● **INPUT RECORDS**:
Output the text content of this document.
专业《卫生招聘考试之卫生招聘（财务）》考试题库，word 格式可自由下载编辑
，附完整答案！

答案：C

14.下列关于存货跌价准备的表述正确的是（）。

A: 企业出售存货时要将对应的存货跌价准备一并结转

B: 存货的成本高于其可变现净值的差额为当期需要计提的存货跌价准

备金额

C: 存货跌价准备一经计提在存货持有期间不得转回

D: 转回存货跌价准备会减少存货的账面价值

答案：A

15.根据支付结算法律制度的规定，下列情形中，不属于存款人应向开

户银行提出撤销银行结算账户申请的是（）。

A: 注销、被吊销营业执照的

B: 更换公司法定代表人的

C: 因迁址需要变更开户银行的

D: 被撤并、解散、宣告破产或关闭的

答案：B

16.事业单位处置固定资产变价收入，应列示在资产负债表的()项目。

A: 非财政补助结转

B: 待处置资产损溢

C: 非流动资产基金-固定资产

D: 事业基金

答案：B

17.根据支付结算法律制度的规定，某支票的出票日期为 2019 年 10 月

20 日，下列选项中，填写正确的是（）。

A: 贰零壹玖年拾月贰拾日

● **SET TASK**:
Output all of the material exactly as written.

● **SOLUTION**:
Output the text content of this document.
专业《卫生招聘考试之卫生招聘（财务）》考试题库，word 格式可自由下载编辑
，附完整答案！

答案：C

14.下列关于存货跌价准备的表述正确的是（）。

A: 企业出售存货时要将对应的存货跌价准备一并结转

B: 存货的成本高于其可变现净值的差额为当期需要计提的存货跌价准

备金额

C: 存货跌价准备一经计提在存货持有期间不得转回

D: 转回存货跌价准备会减少存货的账面价值

答案：A

15.根据支付结算法律制度的规定，下列情形中，不属于存款人应向开

户银行提出撤销银行结算账户申请的是（）。

A: 注销、被吊销营业执照的

B: 更换公司法定代表人的

C: 因迁址需要变更开户银行的

D: 被撤并、解散、宣告破产或关闭的

答案：B

16.事业单位处置固定资产变价收入，应列示在资产负债表的()项目。

A: 非财政补助结转

B: 待处置资产损溢

C: 非流动资产基金-固定资产

D: 事业基金

答案：B

17.根据支付结算法律制度的规定，某支票的出票日期为 2019 年 10 月

20 日，下列选项中，填写正确的是（）。

A: 贰零壹玖年拾月贰拾日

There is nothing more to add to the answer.